---------- INPUT MATERIAL

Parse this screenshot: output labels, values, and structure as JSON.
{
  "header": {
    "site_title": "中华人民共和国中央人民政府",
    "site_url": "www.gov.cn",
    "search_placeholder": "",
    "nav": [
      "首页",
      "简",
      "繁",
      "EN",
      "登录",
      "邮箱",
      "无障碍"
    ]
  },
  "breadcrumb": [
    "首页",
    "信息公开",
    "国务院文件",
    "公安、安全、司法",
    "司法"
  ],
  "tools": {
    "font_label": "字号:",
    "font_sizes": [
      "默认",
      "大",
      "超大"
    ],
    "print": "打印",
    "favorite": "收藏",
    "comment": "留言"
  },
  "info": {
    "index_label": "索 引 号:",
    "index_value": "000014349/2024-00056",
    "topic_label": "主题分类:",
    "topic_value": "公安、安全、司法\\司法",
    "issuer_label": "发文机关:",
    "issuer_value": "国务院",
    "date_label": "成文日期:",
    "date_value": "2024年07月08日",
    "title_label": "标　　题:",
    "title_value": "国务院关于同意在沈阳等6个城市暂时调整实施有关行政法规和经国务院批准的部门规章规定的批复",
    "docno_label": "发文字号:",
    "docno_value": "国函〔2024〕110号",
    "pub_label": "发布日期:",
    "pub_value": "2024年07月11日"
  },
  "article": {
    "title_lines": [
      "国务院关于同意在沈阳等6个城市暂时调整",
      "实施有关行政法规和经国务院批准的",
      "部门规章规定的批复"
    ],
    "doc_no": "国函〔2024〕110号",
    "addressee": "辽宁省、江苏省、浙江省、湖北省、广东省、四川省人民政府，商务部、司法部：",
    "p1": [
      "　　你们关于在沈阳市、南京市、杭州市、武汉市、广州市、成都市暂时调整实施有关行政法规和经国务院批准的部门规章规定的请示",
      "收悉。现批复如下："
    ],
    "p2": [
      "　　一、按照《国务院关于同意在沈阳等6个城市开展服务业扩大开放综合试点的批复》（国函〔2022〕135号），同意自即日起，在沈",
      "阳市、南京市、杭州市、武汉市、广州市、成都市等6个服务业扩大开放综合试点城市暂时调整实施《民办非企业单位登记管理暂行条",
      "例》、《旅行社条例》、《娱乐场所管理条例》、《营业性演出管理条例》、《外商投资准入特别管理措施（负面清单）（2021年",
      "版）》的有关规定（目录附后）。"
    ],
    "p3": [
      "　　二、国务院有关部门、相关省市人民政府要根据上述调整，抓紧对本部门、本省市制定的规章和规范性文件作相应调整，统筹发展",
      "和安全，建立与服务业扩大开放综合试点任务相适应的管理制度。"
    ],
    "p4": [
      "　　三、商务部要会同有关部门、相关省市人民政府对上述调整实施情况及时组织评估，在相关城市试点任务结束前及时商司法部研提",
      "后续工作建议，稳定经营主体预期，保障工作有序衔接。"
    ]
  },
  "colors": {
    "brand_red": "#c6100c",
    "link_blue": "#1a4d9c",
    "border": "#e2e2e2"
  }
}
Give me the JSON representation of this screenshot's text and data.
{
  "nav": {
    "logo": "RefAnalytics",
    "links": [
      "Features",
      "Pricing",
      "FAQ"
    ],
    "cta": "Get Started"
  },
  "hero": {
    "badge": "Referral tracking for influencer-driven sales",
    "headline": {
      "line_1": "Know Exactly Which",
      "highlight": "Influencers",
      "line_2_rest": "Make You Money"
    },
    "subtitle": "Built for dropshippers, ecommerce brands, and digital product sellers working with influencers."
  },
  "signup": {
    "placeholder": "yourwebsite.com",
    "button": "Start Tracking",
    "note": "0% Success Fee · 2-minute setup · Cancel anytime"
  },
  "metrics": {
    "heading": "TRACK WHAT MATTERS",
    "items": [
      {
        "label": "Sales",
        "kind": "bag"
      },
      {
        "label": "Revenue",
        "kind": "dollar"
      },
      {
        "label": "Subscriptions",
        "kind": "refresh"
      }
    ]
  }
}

--------------------

=== TASK STATEMENT ===
Using the exact wording, write out all of the records.

=== WORKED SOLUTION ===
Parse this screenshot: output labels, values, and structure as JSON.
{
  "header": {
    "site_title": "中华人民共和国中央人民政府",
    "site_url": "www.gov.cn",
    "search_placeholder": "",
    "nav": [
      "首页",
      "简",
      "繁",
      "EN",
      "登录",
      "邮箱",
      "无障碍"
    ]
  },
  "breadcrumb": [
    "首页",
    "信息公开",
    "国务院文件",
    "公安、安全、司法",
    "司法"
  ],
  "tools": {
    "font_label": "字号:",
    "font_sizes": [
      "默认",
      "大",
      "超大"
    ],
    "print": "打印",
    "favorite": "收藏",
    "comment": "留言"
  },
  "info": {
    "index_label": "索 引 号:",
    "index_value": "000014349/2024-00056",
    "topic_label": "主题分类:",
    "topic_value": "公安、安全、司法\\司法",
    "issuer_label": "发文机关:",
    "issuer_value": "国务院",
    "date_label": "成文日期:",
    "date_value": "2024年07月08日",
    "title_label": "标　　题:",
    "title_value": "国务院关于同意在沈阳等6个城市暂时调整实施有关行政法规和经国务院批准的部门规章规定的批复",
    "docno_label": "发文字号:",
    "docno_value": "国函〔2024〕110号",
    "pub_label": "发布日期:",
    "pub_value": "2024年07月11日"
  },
  "article": {
    "title_lines": [
      "国务院关于同意在沈阳等6个城市暂时调整",
      "实施有关行政法规和经国务院批准的",
      "部门规章规定的批复"
    ],
    "doc_no": "国函〔2024〕110号",
    "addressee": "辽宁省、江苏省、浙江省、湖北省、广东省、四川省人民政府，商务部、司法部：",
    "p1": [
      "　　你们关于在沈阳市、南京市、杭州市、武汉市、广州市、成都市暂时调整实施有关行政法规和经国务院批准的部门规章规定的请示",
      "收悉。现批复如下："
    ],
    "p2": [
      "　　一、按照《国务院关于同意在沈阳等6个城市开展服务业扩大开放综合试点的批复》（国函〔2022〕135号），同意自即日起，在沈",
      "阳市、南京市、杭州市、武汉市、广州市、成都市等6个服务业扩大开放综合试点城市暂时调整实施《民办非企业单位登记管理暂行条",
      "例》、《旅行社条例》、《娱乐场所管理条例》、《营业性演出管理条例》、《外商投资准入特别管理措施（负面清单）（2021年",
      "版）》的有关规定（目录附后）。"
    ],
    "p3": [
      "　　二、国务院有关部门、相关省市人民政府要根据上述调整，抓紧对本部门、本省市制定的规章和规范性文件作相应调整，统筹发展",
      "和安全，建立与服务业扩大开放综合试点任务相适应的管理制度。"
    ],
    "p4": [
      "　　三、商务部要会同有关部门、相关省市人民政府对上述调整实施情况及时组织评估，在相关城市试点任务结束前及时商司法部研提",
      "后续工作建议，稳定经营主体预期，保障工作有序衔接。"
    ]
  },
  "colors": {
    "brand_red": "#c6100c",
    "link_blue": "#1a4d9c",
    "border": "#e2e2e2"
  }
}
Give me the JSON representation of this screenshot's text and data.
{
  "nav": {
    "logo": "RefAnalytics",
    "links": [
      "Features",
      "Pricing",
      "FAQ"
    ],
    "cta": "Get Started"
  },
  "hero": {
    "badge": "Referral tracking for influencer-driven sales",
    "headline": {
      "line_1": "Know Exactly Which",
      "highlight": "Influencers",
      "line_2_rest": "Make You Money"
    },
    "subtitle": "Built for dropshippers, ecommerce brands, and digital product sellers working with influencers."
  },
  "signup": {
    "placeholder": "yourwebsite.com",
    "button": "Start Tracking",
    "note": "0% Success Fee · 2-minute setup · Cancel anytime"
  },
  "metrics": {
    "heading": "TRACK WHAT MATTERS",
    "items": [
      {
        "label": "Sales",
        "kind": "bag"
      },
      {
        "label": "Revenue",
        "kind": "dollar"
      },
      {
        "label": "Subscriptions",
        "kind": "refresh"
      }
    ]
  }
}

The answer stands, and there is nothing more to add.